__Task requirements__
Reproduce the listing below word for word, line by line, leaving out the pictures.

__Provided data__
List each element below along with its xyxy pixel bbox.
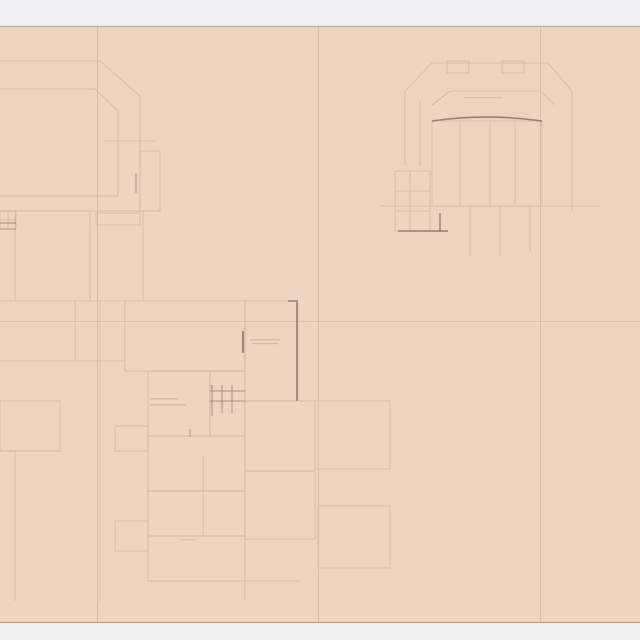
floor-plan-drawing — [0, 27, 640, 622]
plan-upper-right — [380, 61, 600, 256]
drawing-sheet — [0, 26, 640, 623]
stage-curve — [432, 117, 542, 121]
plan-lower-left — [0, 301, 390, 601]
bold-wall — [288, 301, 297, 401]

__Answer for this exercise__
List each element below along with its xyxy pixel bbox.
floor-plan-drawing — [0, 27, 640, 622]
plan-upper-right — [380, 61, 600, 256]
drawing-sheet — [0, 26, 640, 623]
stage-curve — [432, 117, 542, 121]
plan-lower-left — [0, 301, 390, 601]
bold-wall — [288, 301, 297, 401]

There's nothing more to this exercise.